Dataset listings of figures
BEGIN

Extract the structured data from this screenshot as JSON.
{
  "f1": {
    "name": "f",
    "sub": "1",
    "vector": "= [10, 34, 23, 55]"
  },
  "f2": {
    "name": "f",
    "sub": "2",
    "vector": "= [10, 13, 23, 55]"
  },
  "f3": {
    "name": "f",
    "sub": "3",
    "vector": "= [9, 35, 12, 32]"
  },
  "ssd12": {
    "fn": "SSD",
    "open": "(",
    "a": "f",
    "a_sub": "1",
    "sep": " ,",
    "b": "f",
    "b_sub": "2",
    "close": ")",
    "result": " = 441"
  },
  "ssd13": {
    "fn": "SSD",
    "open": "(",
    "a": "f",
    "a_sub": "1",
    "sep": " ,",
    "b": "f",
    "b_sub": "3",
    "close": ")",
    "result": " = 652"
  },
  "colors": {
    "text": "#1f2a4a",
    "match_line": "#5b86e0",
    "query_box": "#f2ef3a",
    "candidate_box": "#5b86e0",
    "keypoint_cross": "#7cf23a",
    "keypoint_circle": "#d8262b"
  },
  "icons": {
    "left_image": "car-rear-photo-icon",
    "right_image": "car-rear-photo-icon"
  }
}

END

_Task description_
Output the full listing without altering anything.

_Correct answer_
Extract the structured data from this screenshot as JSON.
{
  "f1": {
    "name": "f",
    "sub": "1",
    "vector": "= [10, 34, 23, 55]"
  },
  "f2": {
    "name": "f",
    "sub": "2",
    "vector": "= [10, 13, 23, 55]"
  },
  "f3": {
    "name": "f",
    "sub": "3",
    "vector": "= [9, 35, 12, 32]"
  },
  "ssd12": {
    "fn": "SSD",
    "open": "(",
    "a": "f",
    "a_sub": "1",
    "sep": " ,",
    "b": "f",
    "b_sub": "2",
    "close": ")",
    "result": " = 441"
  },
  "ssd13": {
    "fn": "SSD",
    "open": "(",
    "a": "f",
    "a_sub": "1",
    "sep": " ,",
    "b": "f",
    "b_sub": "3",
    "close": ")",
    "result": " = 652"
  },
  "colors": {
    "text": "#1f2a4a",
    "match_line": "#5b86e0",
    "query_box": "#f2ef3a",
    "candidate_box": "#5b86e0",
    "keypoint_cross": "#7cf23a",
    "keypoint_circle": "#d8262b"
  },
  "icons": {
    "left_image": "car-rear-photo-icon",
    "right_image": "car-rear-photo-icon"
  }
}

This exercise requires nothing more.